start ITEMS

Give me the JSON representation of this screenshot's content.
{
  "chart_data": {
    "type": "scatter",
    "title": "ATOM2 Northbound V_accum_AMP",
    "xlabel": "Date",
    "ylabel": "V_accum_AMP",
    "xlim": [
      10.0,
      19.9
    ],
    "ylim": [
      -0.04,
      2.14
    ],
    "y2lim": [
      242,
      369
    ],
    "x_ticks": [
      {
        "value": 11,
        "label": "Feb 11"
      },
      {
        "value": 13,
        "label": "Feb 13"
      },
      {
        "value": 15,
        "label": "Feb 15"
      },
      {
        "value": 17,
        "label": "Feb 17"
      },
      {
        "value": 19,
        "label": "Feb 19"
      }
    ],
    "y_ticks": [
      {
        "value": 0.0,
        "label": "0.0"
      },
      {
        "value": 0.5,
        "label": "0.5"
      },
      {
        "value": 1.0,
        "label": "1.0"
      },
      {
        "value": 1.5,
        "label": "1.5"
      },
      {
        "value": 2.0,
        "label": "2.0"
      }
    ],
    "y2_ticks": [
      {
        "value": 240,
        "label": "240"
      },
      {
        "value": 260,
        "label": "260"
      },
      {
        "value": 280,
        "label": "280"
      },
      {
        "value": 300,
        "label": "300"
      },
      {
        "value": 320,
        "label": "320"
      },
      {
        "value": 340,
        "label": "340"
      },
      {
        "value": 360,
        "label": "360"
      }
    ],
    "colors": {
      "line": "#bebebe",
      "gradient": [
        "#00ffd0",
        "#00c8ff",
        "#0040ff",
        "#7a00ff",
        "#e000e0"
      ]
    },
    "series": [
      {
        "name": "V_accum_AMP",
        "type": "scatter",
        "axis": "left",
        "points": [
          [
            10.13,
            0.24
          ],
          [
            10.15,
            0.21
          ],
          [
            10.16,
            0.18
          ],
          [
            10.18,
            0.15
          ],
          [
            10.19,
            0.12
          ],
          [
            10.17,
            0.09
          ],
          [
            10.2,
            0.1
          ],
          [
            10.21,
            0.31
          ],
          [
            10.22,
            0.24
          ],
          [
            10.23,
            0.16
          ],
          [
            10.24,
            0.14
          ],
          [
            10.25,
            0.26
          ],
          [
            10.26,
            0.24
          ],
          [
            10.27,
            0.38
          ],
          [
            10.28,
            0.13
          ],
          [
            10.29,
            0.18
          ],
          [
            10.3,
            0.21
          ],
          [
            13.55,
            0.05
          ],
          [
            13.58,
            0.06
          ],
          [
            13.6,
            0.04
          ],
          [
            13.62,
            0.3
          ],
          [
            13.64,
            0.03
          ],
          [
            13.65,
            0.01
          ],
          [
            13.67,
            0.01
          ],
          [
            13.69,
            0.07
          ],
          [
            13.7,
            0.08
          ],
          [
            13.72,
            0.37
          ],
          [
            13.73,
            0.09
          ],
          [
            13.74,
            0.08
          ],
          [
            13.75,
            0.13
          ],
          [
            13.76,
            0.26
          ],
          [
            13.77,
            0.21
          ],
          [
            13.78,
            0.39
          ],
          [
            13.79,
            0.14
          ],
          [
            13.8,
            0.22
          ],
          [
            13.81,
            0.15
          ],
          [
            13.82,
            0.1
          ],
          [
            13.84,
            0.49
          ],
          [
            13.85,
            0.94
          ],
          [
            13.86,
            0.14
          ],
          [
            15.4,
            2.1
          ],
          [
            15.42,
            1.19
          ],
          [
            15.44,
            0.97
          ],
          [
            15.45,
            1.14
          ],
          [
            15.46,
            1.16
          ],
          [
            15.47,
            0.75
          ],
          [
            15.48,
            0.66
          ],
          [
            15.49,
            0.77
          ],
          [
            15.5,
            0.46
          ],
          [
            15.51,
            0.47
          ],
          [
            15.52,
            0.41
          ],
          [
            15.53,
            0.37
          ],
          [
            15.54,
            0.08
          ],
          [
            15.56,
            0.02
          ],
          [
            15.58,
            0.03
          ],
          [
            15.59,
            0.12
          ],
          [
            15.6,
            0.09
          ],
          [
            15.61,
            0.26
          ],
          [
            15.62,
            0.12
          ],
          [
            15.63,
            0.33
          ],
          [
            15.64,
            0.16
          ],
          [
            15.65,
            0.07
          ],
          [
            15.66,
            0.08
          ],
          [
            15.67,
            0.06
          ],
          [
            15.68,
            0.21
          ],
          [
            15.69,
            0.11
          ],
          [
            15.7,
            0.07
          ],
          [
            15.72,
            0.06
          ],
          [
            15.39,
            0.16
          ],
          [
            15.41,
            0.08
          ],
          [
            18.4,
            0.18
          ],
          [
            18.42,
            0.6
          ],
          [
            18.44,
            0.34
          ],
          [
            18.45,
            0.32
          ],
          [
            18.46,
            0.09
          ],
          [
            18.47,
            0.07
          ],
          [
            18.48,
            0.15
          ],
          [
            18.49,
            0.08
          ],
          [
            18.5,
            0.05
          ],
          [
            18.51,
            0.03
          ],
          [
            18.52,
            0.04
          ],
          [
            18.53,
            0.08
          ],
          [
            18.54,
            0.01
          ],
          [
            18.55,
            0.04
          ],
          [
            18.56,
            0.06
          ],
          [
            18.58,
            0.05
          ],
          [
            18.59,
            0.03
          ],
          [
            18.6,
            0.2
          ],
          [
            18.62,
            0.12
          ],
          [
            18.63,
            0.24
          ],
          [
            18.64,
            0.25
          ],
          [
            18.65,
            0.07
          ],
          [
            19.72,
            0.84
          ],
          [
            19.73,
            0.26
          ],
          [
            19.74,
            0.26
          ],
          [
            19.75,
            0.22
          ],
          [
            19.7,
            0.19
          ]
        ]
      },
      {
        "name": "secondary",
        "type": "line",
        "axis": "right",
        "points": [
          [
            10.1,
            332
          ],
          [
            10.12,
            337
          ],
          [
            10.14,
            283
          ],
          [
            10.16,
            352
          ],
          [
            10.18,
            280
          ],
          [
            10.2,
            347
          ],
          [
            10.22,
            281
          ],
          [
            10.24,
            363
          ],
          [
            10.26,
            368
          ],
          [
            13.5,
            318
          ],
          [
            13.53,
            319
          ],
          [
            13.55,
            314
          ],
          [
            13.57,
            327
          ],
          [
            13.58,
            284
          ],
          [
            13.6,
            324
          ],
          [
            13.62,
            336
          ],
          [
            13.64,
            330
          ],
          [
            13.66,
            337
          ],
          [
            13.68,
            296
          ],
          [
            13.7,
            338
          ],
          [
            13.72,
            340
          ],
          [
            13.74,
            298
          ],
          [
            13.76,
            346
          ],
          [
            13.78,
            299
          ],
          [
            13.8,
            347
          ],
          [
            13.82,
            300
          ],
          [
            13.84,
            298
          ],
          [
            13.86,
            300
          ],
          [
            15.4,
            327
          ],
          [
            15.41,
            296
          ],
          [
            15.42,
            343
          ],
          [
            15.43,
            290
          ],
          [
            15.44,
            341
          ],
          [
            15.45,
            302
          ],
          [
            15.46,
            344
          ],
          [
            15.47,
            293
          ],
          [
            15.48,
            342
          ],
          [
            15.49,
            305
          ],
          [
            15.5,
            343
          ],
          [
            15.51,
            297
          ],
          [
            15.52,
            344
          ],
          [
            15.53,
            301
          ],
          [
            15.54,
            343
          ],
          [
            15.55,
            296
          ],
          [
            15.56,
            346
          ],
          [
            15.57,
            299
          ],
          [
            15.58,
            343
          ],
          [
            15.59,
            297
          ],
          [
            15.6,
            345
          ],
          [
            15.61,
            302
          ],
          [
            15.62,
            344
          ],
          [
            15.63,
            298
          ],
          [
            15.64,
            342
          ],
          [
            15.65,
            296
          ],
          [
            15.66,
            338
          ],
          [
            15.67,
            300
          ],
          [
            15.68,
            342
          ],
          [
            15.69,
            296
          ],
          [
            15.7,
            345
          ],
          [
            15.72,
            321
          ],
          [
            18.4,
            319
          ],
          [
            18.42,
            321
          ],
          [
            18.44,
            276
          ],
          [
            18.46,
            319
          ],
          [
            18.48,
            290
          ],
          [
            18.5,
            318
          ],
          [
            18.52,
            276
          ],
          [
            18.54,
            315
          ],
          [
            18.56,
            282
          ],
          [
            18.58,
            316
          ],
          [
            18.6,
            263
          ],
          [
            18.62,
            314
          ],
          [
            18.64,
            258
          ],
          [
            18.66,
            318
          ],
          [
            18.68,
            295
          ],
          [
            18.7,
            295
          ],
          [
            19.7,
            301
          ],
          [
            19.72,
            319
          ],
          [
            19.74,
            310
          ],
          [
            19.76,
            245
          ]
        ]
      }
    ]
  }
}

end ITEMS

**EXERCISE TASK**
Go through the listing above and list every line that has the word "type".

**THE SOLUTION**
    "type": "scatter",
        "type": "scatter",
        "type": "line",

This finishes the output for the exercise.